Give back every line exactly as it appears, pictures excluded.

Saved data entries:

..............................

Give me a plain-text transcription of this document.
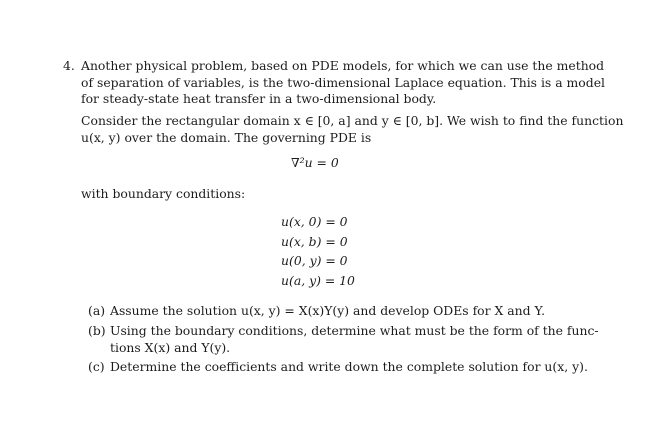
4. Another physical problem, based on PDE models, for which we can use the method
of separation of variables, is the two-dimensional Laplace equation. This is a model
for steady-state heat transfer in a two-dimensional body.
Consider the rectangular domain x ∈ [0, a] and y ∈ [0, b]. We wish to find the function
u(x, y) over the domain. The governing PDE is
∇²u = 0
with boundary conditions:
u(x, 0) = 0
u(x, b) = 0
u(0, y) = 0
u(a, y) = 10
(a) Assume the solution u(x, y) = X(x)Y(y) and develop ODEs for X and Y.
(b) Using the boundary conditions, determine what must be the form of the func-
tions X(x) and Y(y).
(c) Determine the coefficients and write down the complete solution for u(x, y).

..............................

Result of this exercise:
Give me a plain-text transcription of this document.
4. Another physical problem, based on PDE models, for which we can use the method
of separation of variables, is the two-dimensional Laplace equation. This is a model
for steady-state heat transfer in a two-dimensional body.
Consider the rectangular domain x ∈ [0, a] and y ∈ [0, b]. We wish to find the function
u(x, y) over the domain. The governing PDE is
∇²u = 0
with boundary conditions:
u(x, 0) = 0
u(x, b) = 0
u(0, y) = 0
u(a, y) = 10
(a) Assume the solution u(x, y) = X(x)Y(y) and develop ODEs for X and Y.
(b) Using the boundary conditions, determine what must be the form of the func-
tions X(x) and Y(y).
(c) Determine the coefficients and write down the complete solution for u(x, y).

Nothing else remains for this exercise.